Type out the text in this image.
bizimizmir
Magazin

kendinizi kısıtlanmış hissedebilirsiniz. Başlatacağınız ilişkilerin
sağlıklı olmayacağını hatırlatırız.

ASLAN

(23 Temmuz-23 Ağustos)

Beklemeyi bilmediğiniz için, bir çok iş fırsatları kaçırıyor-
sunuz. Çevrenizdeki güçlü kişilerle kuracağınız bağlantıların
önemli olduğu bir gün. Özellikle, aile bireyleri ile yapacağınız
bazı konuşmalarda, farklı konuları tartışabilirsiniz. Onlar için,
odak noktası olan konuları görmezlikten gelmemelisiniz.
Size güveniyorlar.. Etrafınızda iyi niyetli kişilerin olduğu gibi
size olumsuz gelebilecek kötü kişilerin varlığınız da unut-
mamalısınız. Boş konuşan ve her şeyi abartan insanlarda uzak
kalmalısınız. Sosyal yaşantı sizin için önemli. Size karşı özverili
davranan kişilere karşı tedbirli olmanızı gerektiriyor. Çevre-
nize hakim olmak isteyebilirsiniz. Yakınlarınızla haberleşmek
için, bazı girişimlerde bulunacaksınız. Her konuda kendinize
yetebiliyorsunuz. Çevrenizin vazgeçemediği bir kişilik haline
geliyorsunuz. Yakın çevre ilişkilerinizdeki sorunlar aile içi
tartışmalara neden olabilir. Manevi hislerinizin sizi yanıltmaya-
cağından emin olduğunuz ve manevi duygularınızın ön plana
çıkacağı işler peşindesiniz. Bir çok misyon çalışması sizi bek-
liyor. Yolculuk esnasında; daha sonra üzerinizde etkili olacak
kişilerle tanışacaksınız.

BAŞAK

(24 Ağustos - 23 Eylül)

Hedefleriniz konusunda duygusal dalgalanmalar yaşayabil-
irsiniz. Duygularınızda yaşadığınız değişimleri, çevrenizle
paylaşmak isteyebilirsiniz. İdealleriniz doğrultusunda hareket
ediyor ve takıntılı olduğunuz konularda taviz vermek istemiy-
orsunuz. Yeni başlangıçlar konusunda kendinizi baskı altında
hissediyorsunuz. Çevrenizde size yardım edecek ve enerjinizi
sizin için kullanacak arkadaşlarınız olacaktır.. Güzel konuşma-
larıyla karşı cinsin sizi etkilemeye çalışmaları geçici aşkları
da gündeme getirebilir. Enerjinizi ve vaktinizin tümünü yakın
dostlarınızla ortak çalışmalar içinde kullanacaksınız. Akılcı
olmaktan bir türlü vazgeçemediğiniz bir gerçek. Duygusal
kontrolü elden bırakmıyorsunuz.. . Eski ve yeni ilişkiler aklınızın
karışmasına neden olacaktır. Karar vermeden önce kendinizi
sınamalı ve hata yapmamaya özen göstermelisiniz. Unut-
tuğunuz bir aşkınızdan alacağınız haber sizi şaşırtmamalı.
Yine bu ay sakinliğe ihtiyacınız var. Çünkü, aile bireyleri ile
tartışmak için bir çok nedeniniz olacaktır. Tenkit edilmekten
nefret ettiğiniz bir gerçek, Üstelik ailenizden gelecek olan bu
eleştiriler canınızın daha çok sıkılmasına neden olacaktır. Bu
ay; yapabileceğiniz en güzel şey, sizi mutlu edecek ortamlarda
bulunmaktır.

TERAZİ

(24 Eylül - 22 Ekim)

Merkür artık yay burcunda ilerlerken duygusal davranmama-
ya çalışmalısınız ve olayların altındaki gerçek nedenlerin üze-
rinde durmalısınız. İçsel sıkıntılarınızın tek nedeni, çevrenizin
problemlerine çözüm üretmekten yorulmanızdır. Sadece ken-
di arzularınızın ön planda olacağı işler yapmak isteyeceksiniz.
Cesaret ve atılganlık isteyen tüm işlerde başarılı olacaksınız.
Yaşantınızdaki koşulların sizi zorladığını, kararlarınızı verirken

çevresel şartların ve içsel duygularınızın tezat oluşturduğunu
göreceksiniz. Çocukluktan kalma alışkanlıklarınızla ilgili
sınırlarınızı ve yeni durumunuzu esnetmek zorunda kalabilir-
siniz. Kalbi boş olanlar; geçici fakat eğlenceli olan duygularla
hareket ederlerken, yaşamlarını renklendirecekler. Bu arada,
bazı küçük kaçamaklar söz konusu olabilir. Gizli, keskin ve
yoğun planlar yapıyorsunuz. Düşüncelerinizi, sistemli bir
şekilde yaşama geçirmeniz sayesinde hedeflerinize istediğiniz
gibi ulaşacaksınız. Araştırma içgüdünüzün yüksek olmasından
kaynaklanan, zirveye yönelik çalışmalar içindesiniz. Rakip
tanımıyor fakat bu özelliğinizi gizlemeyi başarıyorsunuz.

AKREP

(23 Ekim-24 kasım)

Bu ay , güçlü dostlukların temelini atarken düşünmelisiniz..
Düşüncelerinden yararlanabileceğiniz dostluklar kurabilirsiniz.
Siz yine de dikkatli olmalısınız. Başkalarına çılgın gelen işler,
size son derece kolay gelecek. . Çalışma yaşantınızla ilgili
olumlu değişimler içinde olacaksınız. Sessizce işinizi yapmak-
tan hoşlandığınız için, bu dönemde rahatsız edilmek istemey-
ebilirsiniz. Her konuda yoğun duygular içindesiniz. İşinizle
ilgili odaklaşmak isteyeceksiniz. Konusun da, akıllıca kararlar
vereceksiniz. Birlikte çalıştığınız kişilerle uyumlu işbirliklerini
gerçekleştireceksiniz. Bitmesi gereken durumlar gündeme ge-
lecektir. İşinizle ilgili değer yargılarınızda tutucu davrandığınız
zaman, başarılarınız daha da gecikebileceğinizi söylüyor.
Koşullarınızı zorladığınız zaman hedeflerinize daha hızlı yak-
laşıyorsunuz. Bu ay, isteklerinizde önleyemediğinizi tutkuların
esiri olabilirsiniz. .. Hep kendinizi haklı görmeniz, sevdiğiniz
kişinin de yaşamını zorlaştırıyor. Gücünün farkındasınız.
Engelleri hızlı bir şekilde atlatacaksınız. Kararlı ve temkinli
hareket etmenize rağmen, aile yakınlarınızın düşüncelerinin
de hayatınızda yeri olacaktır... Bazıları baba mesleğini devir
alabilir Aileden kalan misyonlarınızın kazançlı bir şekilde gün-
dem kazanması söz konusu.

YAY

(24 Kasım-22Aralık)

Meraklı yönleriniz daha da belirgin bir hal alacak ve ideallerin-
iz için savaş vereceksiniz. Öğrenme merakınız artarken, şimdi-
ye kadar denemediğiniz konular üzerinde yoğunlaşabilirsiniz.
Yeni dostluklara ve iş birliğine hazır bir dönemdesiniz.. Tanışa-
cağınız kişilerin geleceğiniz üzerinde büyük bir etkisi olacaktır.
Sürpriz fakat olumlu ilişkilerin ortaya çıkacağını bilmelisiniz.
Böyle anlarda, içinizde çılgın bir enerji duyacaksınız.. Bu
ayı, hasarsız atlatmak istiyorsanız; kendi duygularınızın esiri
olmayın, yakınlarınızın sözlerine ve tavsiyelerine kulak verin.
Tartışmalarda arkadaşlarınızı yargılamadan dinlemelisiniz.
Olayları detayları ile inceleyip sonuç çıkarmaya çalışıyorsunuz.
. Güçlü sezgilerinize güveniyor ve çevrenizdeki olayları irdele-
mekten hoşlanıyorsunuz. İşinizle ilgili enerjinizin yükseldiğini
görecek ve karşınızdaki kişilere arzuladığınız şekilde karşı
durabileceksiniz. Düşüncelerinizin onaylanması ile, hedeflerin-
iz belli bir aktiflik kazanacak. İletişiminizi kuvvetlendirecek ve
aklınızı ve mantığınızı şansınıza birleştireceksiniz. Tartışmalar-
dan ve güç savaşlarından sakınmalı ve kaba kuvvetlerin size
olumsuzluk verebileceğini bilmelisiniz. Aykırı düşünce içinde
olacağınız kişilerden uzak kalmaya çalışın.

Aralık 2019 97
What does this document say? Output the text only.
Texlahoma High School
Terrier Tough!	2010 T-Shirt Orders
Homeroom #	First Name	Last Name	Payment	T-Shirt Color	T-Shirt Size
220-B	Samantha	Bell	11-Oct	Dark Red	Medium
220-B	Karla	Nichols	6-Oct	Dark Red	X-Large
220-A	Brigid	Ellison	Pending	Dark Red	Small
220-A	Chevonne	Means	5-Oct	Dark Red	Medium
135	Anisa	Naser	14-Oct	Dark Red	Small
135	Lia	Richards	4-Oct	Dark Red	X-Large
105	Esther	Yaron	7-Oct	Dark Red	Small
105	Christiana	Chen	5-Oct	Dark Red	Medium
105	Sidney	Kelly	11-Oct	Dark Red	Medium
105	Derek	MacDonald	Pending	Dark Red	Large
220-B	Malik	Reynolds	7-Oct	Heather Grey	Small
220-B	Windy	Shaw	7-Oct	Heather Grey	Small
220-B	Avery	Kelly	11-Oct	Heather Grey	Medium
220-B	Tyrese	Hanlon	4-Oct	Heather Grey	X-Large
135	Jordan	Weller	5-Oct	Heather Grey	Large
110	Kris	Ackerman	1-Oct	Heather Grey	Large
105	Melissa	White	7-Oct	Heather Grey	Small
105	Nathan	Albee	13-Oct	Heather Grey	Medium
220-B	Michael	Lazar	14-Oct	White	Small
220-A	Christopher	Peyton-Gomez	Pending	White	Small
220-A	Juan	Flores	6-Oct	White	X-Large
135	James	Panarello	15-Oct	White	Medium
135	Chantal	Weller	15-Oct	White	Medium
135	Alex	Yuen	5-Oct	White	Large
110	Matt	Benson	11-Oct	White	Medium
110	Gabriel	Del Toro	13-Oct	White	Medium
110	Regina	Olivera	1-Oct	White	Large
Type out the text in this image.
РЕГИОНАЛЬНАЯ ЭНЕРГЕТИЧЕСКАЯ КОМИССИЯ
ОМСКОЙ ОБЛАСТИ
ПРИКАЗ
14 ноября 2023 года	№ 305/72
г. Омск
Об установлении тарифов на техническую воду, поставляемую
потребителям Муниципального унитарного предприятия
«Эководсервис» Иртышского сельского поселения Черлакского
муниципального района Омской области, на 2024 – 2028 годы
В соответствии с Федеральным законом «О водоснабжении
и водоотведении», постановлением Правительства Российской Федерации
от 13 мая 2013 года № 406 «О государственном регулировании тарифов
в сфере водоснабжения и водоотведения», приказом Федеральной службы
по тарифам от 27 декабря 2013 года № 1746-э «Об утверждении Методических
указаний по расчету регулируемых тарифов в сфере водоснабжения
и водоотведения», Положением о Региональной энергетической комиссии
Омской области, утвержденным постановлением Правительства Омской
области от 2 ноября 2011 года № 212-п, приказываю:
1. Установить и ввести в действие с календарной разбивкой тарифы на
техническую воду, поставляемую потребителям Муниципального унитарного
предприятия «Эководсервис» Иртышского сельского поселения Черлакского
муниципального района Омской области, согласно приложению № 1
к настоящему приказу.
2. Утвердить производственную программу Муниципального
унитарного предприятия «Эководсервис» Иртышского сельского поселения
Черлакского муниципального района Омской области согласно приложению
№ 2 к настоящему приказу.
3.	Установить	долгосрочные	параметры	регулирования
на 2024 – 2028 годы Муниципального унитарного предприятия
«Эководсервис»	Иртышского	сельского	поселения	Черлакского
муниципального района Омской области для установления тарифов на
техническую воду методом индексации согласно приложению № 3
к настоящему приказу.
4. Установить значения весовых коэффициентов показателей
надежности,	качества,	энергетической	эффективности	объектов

WRITTEN PROBLEM
Copy each line of the listing that includes "olan".

FULL ANSWER
odak noktası olan konuları görmezlikten gelmemelisiniz.
nefret ettiğiniz bir gerçek, Üstelik ailenizden gelecek olan bu
siniz. Kalbi boş olanlar; geçici fakat eğlenceli olan duygularla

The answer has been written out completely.